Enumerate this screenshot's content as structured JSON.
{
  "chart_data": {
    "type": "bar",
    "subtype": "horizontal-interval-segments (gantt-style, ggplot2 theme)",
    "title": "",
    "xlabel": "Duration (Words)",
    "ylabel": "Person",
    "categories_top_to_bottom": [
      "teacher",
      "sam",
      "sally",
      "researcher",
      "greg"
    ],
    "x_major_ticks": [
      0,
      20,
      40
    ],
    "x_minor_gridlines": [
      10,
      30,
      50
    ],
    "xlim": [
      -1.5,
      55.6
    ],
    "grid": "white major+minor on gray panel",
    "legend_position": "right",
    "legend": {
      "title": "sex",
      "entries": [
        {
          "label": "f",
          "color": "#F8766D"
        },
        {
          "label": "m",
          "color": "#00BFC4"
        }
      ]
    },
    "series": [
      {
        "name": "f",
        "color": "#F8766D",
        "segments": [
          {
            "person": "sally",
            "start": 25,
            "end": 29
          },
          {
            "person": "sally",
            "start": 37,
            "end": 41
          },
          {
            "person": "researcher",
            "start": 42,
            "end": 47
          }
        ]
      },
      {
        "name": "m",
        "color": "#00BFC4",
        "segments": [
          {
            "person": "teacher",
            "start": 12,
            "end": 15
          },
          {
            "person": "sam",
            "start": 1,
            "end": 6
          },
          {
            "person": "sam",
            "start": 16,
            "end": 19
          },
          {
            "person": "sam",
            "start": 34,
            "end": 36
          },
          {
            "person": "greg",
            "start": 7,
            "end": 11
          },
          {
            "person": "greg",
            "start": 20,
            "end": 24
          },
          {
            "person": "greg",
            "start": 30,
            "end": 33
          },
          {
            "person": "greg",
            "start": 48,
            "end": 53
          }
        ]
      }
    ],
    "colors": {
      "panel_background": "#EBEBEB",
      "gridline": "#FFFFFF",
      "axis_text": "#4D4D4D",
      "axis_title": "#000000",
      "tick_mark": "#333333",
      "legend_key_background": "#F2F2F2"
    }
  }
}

§ **Task prompt**
Go through the records and show every line with the string "start" in it.

§ **Result for this exercise**
            "start": 25,
            "start": 37,
            "start": 42,
            "start": 12,
            "start": 1,
            "start": 16,
            "start": 34,
            "start": 7,
            "start": 20,
            "start": 30,
            "start": 48,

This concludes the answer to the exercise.